## BEGIN Source data

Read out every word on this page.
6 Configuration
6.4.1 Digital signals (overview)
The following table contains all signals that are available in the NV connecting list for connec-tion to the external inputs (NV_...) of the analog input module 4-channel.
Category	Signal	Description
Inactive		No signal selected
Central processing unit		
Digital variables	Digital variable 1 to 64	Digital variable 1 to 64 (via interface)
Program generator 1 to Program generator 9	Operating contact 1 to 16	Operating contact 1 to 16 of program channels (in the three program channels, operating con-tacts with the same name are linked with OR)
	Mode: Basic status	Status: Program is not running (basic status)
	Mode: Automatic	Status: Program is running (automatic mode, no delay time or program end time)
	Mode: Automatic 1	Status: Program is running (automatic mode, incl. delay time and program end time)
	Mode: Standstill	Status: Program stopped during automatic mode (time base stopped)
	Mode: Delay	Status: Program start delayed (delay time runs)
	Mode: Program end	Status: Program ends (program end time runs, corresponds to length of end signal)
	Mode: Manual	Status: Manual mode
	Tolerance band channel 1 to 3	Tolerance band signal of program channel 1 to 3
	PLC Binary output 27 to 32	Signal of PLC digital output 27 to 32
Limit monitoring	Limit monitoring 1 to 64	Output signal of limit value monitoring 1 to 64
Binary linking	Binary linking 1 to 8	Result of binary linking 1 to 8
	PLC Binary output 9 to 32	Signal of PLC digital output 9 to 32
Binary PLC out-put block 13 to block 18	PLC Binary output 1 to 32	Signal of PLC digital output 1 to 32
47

## END Source data
## BEGIN Source data

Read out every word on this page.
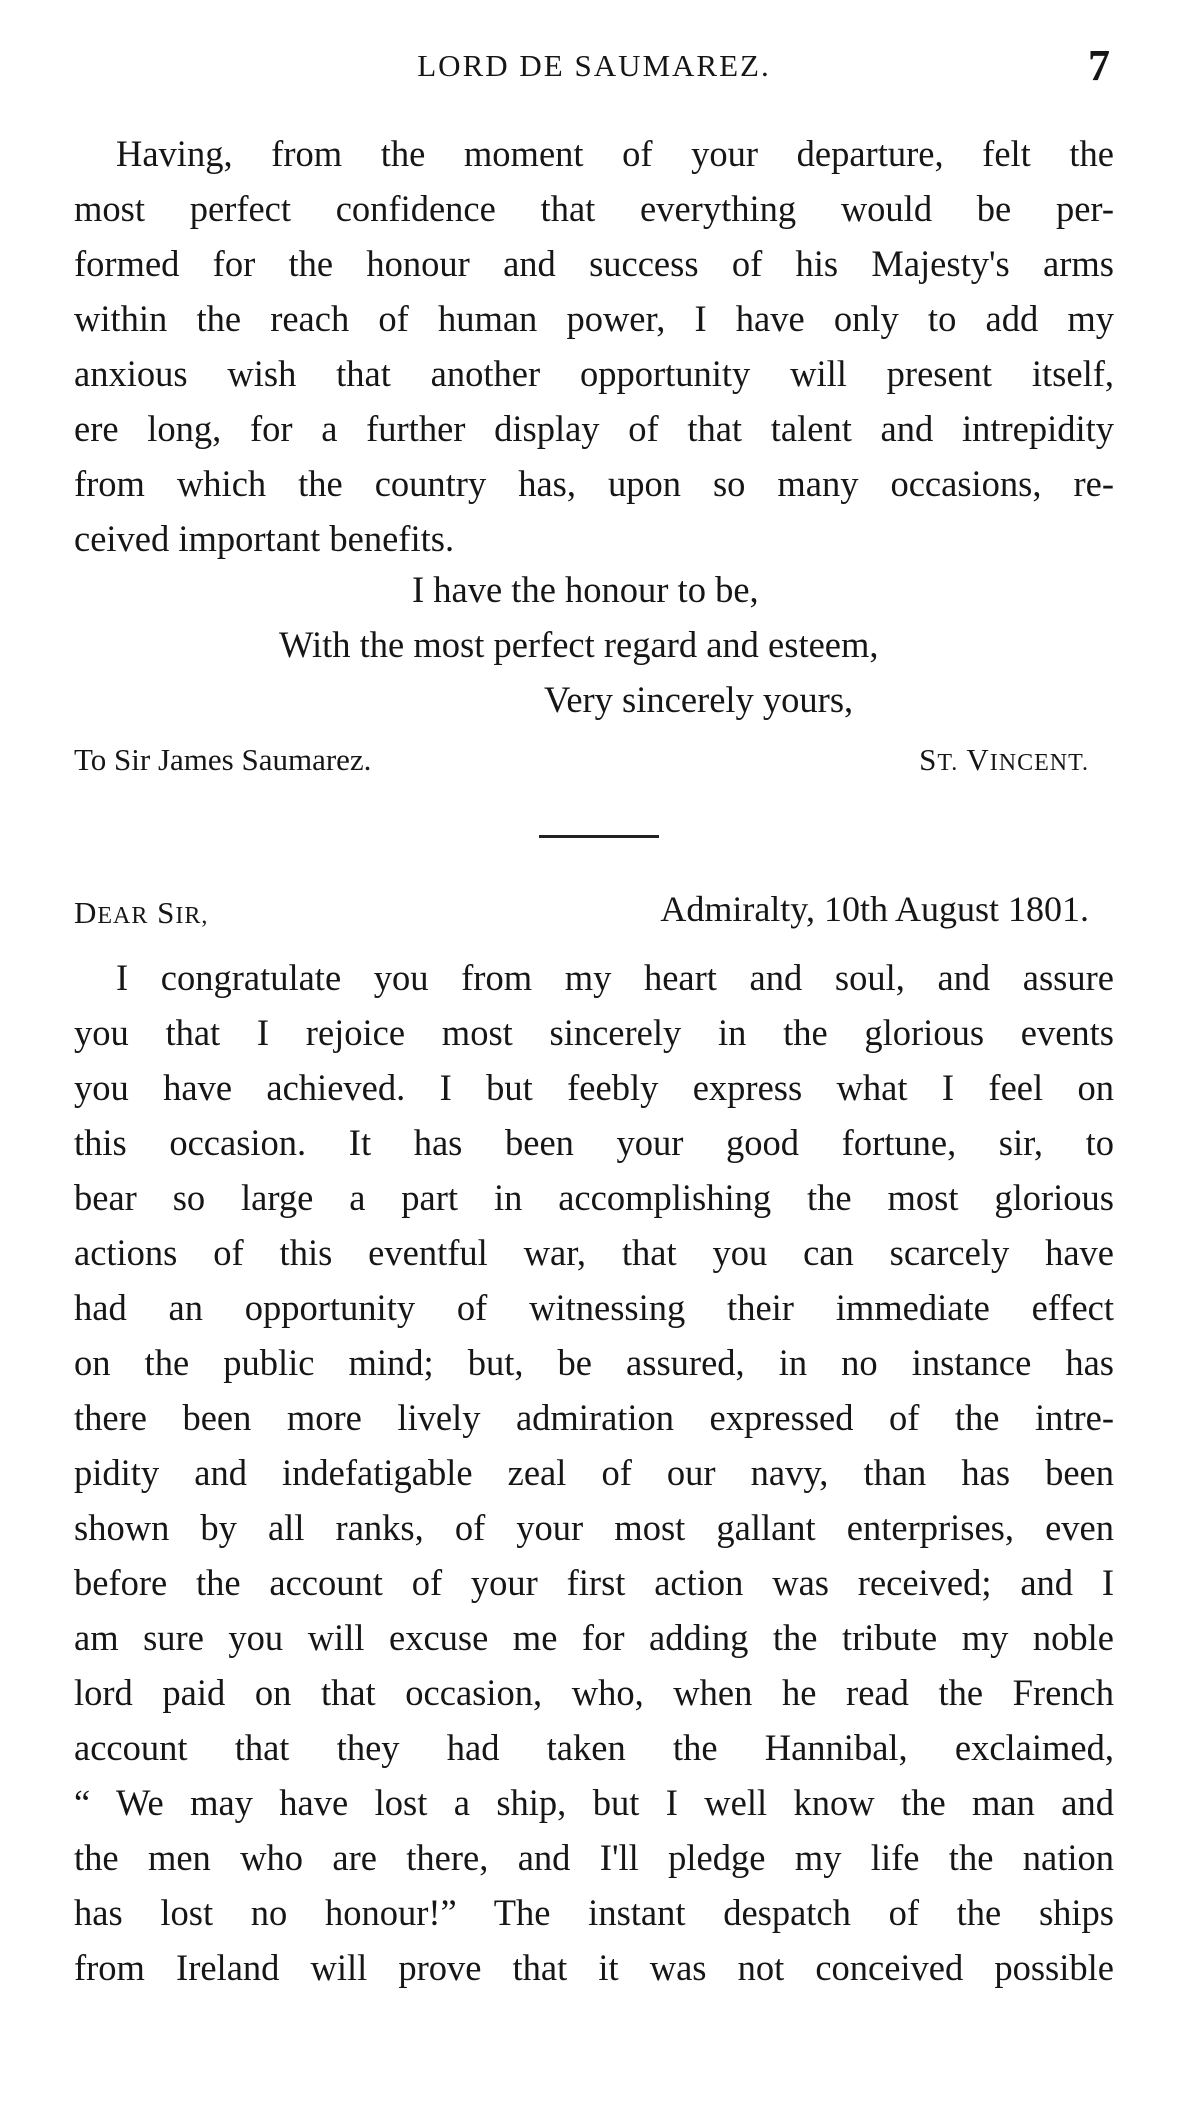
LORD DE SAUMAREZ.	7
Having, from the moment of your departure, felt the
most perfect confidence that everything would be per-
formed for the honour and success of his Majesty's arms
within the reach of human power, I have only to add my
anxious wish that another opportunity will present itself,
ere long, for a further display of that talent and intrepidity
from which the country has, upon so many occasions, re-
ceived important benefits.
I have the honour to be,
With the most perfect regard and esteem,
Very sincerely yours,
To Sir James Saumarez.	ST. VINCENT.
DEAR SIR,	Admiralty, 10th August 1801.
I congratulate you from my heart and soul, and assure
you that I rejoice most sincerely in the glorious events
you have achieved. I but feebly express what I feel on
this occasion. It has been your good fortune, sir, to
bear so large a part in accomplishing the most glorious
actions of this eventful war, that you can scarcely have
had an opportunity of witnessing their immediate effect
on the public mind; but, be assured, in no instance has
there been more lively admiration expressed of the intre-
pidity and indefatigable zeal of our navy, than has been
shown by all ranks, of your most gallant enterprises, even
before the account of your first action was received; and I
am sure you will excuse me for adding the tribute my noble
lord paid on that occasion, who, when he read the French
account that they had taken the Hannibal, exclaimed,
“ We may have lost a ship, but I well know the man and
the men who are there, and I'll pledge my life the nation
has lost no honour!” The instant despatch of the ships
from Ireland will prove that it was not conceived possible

## END Source data
## BEGIN Source data

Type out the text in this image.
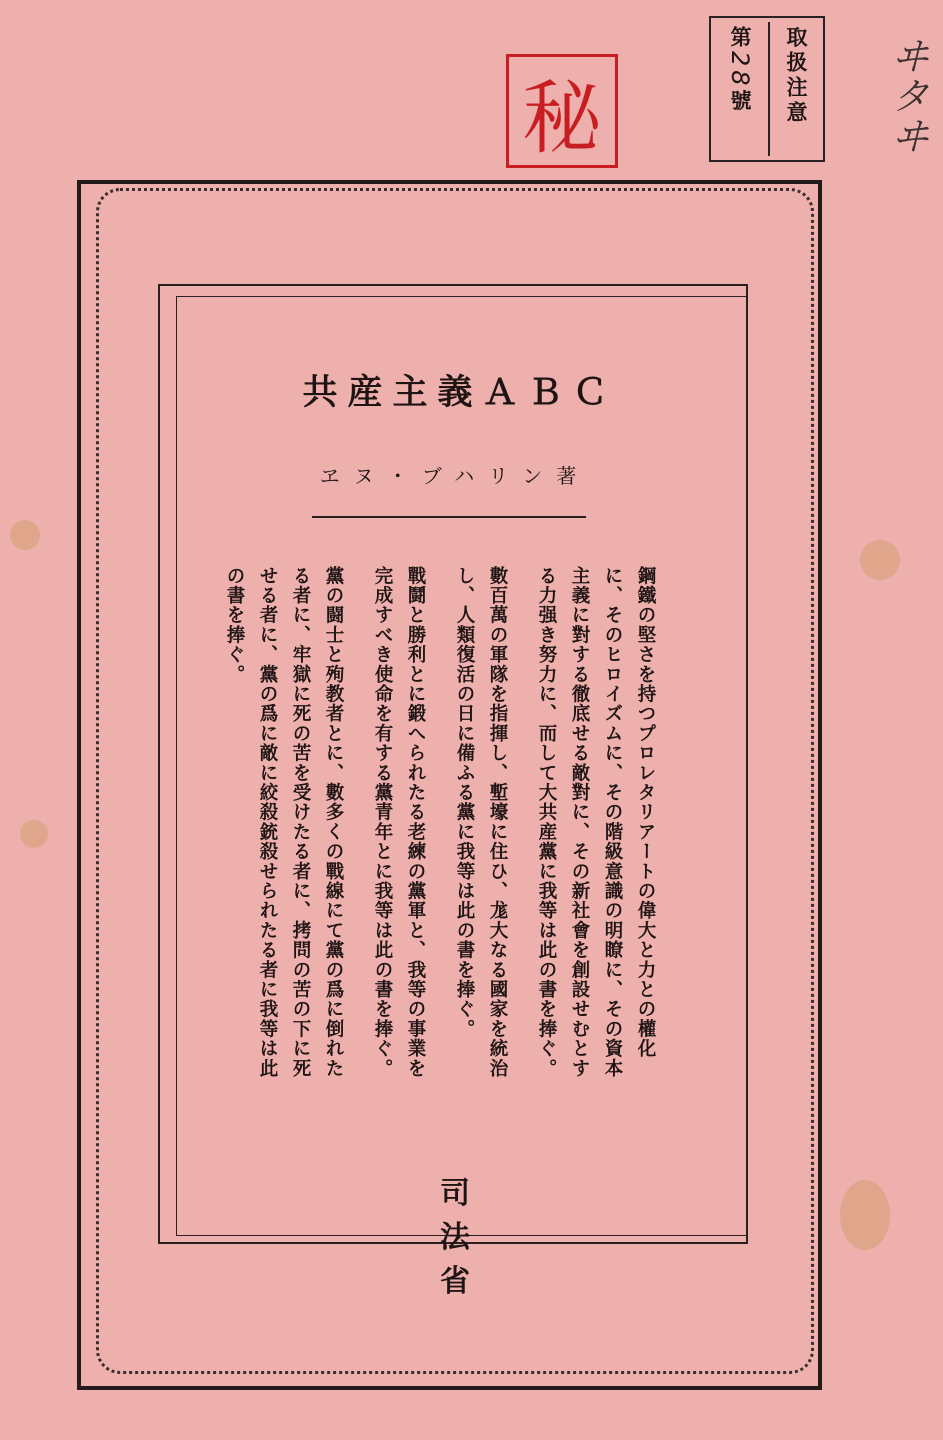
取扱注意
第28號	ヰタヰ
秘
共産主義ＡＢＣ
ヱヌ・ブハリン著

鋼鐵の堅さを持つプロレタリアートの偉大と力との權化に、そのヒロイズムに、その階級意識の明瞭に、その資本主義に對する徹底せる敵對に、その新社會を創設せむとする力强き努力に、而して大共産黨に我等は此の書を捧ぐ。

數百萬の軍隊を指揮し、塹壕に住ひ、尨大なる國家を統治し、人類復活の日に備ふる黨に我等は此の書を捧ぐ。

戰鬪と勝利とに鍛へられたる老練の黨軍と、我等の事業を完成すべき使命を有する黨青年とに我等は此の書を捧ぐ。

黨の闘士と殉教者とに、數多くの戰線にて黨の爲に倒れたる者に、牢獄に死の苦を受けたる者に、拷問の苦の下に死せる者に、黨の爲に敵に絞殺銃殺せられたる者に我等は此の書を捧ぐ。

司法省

## END Source data

Required task
Show, from the material above, each line that includes the string "will".

Response to this task
anxious wish that another opportunity will present itself,
am sure you will excuse me for adding the tribute my noble
from Ireland will prove that it was not conceived possible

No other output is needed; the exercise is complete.